§ Given instruction: Each entry should be quoted word for word, including every mark of punctuation.

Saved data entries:
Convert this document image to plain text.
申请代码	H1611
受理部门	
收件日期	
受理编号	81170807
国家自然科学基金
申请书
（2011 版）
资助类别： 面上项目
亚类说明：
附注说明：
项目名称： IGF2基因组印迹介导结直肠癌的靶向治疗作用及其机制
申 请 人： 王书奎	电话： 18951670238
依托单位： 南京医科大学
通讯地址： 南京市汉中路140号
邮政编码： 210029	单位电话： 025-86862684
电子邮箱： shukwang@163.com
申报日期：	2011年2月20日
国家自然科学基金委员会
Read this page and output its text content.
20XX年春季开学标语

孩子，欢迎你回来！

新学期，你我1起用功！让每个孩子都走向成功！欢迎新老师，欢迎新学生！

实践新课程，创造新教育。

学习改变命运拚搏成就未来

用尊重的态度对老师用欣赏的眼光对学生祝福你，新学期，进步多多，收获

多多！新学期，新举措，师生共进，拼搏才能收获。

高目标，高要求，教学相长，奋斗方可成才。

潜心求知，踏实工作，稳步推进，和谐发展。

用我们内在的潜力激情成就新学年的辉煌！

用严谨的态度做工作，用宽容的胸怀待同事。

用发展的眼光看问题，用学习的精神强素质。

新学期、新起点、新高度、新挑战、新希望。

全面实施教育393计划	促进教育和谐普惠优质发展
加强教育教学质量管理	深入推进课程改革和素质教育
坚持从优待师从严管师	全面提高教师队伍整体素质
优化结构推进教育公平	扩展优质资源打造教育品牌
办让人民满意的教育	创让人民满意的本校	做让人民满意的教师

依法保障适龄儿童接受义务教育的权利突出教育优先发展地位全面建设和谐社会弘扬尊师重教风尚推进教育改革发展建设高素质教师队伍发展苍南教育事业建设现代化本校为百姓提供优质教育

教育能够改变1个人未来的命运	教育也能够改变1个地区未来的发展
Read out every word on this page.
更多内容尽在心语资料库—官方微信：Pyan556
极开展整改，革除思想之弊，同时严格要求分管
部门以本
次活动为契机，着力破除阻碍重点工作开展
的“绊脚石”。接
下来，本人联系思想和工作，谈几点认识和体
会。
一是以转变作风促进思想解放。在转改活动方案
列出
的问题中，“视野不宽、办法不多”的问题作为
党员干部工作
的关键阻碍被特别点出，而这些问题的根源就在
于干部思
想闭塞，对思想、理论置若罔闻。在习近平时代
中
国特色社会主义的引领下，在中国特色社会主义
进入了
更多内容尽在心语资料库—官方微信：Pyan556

§ Expected answer:
Convert this document image to plain text.
申请代码	H1611
受理部门	
收件日期	
受理编号	81170807
国家自然科学基金
申请书
（2011 版）
资助类别： 面上项目
亚类说明：
附注说明：
项目名称： IGF2基因组印迹介导结直肠癌的靶向治疗作用及其机制
申 请 人： 王书奎	电话： 18951670238
依托单位： 南京医科大学
通讯地址： 南京市汉中路140号
邮政编码： 210029	单位电话： 025-86862684
电子邮箱： shukwang@163.com
申报日期：	2011年2月20日
国家自然科学基金委员会
Read this page and output its text content.
20XX年春季开学标语

孩子，欢迎你回来！

新学期，你我1起用功！让每个孩子都走向成功！欢迎新老师，欢迎新学生！

实践新课程，创造新教育。

学习改变命运拚搏成就未来

用尊重的态度对老师用欣赏的眼光对学生祝福你，新学期，进步多多，收获

多多！新学期，新举措，师生共进，拼搏才能收获。

高目标，高要求，教学相长，奋斗方可成才。

潜心求知，踏实工作，稳步推进，和谐发展。

用我们内在的潜力激情成就新学年的辉煌！

用严谨的态度做工作，用宽容的胸怀待同事。

用发展的眼光看问题，用学习的精神强素质。

新学期、新起点、新高度、新挑战、新希望。

全面实施教育393计划	促进教育和谐普惠优质发展
加强教育教学质量管理	深入推进课程改革和素质教育
坚持从优待师从严管师	全面提高教师队伍整体素质
优化结构推进教育公平	扩展优质资源打造教育品牌
办让人民满意的教育	创让人民满意的本校	做让人民满意的教师

依法保障适龄儿童接受义务教育的权利突出教育优先发展地位全面建设和谐社会弘扬尊师重教风尚推进教育改革发展建设高素质教师队伍发展苍南教育事业建设现代化本校为百姓提供优质教育

教育能够改变1个人未来的命运	教育也能够改变1个地区未来的发展
Read out every word on this page.
更多内容尽在心语资料库—官方微信：Pyan556
极开展整改，革除思想之弊，同时严格要求分管
部门以本
次活动为契机，着力破除阻碍重点工作开展
的“绊脚石”。接
下来，本人联系思想和工作，谈几点认识和体
会。
一是以转变作风促进思想解放。在转改活动方案
列出
的问题中，“视野不宽、办法不多”的问题作为
党员干部工作
的关键阻碍被特别点出，而这些问题的根源就在
于干部思
想闭塞，对思想、理论置若罔闻。在习近平时代
中
国特色社会主义的引领下，在中国特色社会主义
进入了
更多内容尽在心语资料库—官方微信：Pyan556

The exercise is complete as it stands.